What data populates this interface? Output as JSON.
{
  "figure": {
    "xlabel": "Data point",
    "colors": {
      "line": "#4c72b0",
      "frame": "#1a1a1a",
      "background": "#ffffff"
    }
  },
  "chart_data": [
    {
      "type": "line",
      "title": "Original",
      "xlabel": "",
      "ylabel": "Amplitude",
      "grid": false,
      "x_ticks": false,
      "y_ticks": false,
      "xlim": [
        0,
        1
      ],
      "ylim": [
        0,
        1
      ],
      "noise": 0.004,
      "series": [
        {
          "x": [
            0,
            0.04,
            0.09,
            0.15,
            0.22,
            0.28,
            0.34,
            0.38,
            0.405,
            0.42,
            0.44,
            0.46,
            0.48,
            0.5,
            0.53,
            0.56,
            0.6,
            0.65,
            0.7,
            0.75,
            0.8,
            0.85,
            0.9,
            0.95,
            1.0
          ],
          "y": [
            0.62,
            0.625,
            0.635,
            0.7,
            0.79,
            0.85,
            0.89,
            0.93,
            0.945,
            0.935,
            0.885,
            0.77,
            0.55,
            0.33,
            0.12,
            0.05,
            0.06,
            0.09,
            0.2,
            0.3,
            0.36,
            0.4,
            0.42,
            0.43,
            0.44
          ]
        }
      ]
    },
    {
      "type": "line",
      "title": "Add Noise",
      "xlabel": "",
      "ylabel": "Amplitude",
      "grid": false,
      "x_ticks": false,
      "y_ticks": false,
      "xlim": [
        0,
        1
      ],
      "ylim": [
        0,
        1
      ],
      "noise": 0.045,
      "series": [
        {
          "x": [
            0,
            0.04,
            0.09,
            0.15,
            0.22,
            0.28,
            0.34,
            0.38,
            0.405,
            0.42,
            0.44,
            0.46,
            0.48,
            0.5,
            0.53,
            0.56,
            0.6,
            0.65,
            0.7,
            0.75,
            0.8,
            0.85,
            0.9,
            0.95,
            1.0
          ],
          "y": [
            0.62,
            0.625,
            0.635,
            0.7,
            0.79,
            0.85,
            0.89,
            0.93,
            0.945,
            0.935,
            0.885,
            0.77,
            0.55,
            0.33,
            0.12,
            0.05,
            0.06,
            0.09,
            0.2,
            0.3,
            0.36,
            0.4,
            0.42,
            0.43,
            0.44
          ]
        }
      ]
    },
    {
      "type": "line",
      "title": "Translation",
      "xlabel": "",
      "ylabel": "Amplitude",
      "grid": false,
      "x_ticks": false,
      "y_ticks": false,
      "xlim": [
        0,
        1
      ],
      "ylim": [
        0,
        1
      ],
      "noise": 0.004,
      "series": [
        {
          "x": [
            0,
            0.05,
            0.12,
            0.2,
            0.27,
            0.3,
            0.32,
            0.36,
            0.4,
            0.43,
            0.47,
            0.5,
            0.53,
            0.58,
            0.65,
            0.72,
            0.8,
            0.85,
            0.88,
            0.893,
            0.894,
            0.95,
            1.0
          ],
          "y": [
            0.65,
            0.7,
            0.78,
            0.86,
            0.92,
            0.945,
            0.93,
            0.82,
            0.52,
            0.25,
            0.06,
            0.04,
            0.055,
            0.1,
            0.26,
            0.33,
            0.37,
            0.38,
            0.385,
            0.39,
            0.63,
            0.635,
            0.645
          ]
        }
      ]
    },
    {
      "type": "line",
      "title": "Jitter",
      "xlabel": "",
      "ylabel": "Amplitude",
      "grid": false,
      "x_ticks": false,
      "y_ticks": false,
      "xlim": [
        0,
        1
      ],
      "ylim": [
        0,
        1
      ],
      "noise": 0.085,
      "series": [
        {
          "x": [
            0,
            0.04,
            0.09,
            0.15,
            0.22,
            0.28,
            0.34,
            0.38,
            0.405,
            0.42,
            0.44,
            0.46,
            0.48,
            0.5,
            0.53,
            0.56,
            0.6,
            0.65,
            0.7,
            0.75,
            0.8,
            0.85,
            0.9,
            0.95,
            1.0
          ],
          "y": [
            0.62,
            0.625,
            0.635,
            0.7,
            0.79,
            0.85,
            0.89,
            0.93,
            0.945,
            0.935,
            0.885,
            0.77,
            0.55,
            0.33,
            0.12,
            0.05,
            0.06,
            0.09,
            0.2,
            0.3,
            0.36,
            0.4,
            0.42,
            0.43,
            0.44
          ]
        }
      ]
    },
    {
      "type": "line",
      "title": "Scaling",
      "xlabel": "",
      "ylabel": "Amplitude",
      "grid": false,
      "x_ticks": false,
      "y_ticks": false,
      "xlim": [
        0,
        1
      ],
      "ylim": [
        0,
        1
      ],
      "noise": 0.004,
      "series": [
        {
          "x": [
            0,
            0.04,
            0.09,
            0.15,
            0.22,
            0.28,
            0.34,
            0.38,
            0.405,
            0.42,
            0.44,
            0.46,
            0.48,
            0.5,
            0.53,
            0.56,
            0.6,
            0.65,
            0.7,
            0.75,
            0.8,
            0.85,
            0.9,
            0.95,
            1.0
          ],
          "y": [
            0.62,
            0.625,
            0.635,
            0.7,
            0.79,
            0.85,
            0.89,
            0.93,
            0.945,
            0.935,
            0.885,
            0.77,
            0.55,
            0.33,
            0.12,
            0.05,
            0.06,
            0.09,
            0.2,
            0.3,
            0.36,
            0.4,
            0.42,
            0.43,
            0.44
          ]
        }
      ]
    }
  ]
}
- - -
Task instructions — Repeat every entry exactly, please.

Response to this exercise —
What data populates this interface? Output as JSON.
{
  "figure": {
    "xlabel": "Data point",
    "colors": {
      "line": "#4c72b0",
      "frame": "#1a1a1a",
      "background": "#ffffff"
    }
  },
  "chart_data": [
    {
      "type": "line",
      "title": "Original",
      "xlabel": "",
      "ylabel": "Amplitude",
      "grid": false,
      "x_ticks": false,
      "y_ticks": false,
      "xlim": [
        0,
        1
      ],
      "ylim": [
        0,
        1
      ],
      "noise": 0.004,
      "series": [
        {
          "x": [
            0,
            0.04,
            0.09,
            0.15,
            0.22,
            0.28,
            0.34,
            0.38,
            0.405,
            0.42,
            0.44,
            0.46,
            0.48,
            0.5,
            0.53,
            0.56,
            0.6,
            0.65,
            0.7,
            0.75,
            0.8,
            0.85,
            0.9,
            0.95,
            1.0
          ],
          "y": [
            0.62,
            0.625,
            0.635,
            0.7,
            0.79,
            0.85,
            0.89,
            0.93,
            0.945,
            0.935,
            0.885,
            0.77,
            0.55,
            0.33,
            0.12,
            0.05,
            0.06,
            0.09,
            0.2,
            0.3,
            0.36,
            0.4,
            0.42,
            0.43,
            0.44
          ]
        }
      ]
    },
    {
      "type": "line",
      "title": "Add Noise",
      "xlabel": "",
      "ylabel": "Amplitude",
      "grid": false,
      "x_ticks": false,
      "y_ticks": false,
      "xlim": [
        0,
        1
      ],
      "ylim": [
        0,
        1
      ],
      "noise": 0.045,
      "series": [
        {
          "x": [
            0,
            0.04,
            0.09,
            0.15,
            0.22,
            0.28,
            0.34,
            0.38,
            0.405,
            0.42,
            0.44,
            0.46,
            0.48,
            0.5,
            0.53,
            0.56,
            0.6,
            0.65,
            0.7,
            0.75,
            0.8,
            0.85,
            0.9,
            0.95,
            1.0
          ],
          "y": [
            0.62,
            0.625,
            0.635,
            0.7,
            0.79,
            0.85,
            0.89,
            0.93,
            0.945,
            0.935,
            0.885,
            0.77,
            0.55,
            0.33,
            0.12,
            0.05,
            0.06,
            0.09,
            0.2,
            0.3,
            0.36,
            0.4,
            0.42,
            0.43,
            0.44
          ]
        }
      ]
    },
    {
      "type": "line",
      "title": "Translation",
      "xlabel": "",
      "ylabel": "Amplitude",
      "grid": false,
      "x_ticks": false,
      "y_ticks": false,
      "xlim": [
        0,
        1
      ],
      "ylim": [
        0,
        1
      ],
      "noise": 0.004,
      "series": [
        {
          "x": [
            0,
            0.05,
            0.12,
            0.2,
            0.27,
            0.3,
            0.32,
            0.36,
            0.4,
            0.43,
            0.47,
            0.5,
            0.53,
            0.58,
            0.65,
            0.72,
            0.8,
            0.85,
            0.88,
            0.893,
            0.894,
            0.95,
            1.0
          ],
          "y": [
            0.65,
            0.7,
            0.78,
            0.86,
            0.92,
            0.945,
            0.93,
            0.82,
            0.52,
            0.25,
            0.06,
            0.04,
            0.055,
            0.1,
            0.26,
            0.33,
            0.37,
            0.38,
            0.385,
            0.39,
            0.63,
            0.635,
            0.645
          ]
        }
      ]
    },
    {
      "type": "line",
      "title": "Jitter",
      "xlabel": "",
      "ylabel": "Amplitude",
      "grid": false,
      "x_ticks": false,
      "y_ticks": false,
      "xlim": [
        0,
        1
      ],
      "ylim": [
        0,
        1
      ],
      "noise": 0.085,
      "series": [
        {
          "x": [
            0,
            0.04,
            0.09,
            0.15,
            0.22,
            0.28,
            0.34,
            0.38,
            0.405,
            0.42,
            0.44,
            0.46,
            0.48,
            0.5,
            0.53,
            0.56,
            0.6,
            0.65,
            0.7,
            0.75,
            0.8,
            0.85,
            0.9,
            0.95,
            1.0
          ],
          "y": [
            0.62,
            0.625,
            0.635,
            0.7,
            0.79,
            0.85,
            0.89,
            0.93,
            0.945,
            0.935,
            0.885,
            0.77,
            0.55,
            0.33,
            0.12,
            0.05,
            0.06,
            0.09,
            0.2,
            0.3,
            0.36,
            0.4,
            0.42,
            0.43,
            0.44
          ]
        }
      ]
    },
    {
      "type": "line",
      "title": "Scaling",
      "xlabel": "",
      "ylabel": "Amplitude",
      "grid": false,
      "x_ticks": false,
      "y_ticks": false,
      "xlim": [
        0,
        1
      ],
      "ylim": [
        0,
        1
      ],
      "noise": 0.004,
      "series": [
        {
          "x": [
            0,
            0.04,
            0.09,
            0.15,
            0.22,
            0.28,
            0.34,
            0.38,
            0.405,
            0.42,
            0.44,
            0.46,
            0.48,
            0.5,
            0.53,
            0.56,
            0.6,
            0.65,
            0.7,
            0.75,
            0.8,
            0.85,
            0.9,
            0.95,
            1.0
          ],
          "y": [
            0.62,
            0.625,
            0.635,
            0.7,
            0.79,
            0.85,
            0.89,
            0.93,
            0.945,
            0.935,
            0.885,
            0.77,
            0.55,
            0.33,
            0.12,
            0.05,
            0.06,
            0.09,
            0.2,
            0.3,
            0.36,
            0.4,
            0.42,
            0.43,
            0.44
          ]
        }
      ]
    }
  ]
}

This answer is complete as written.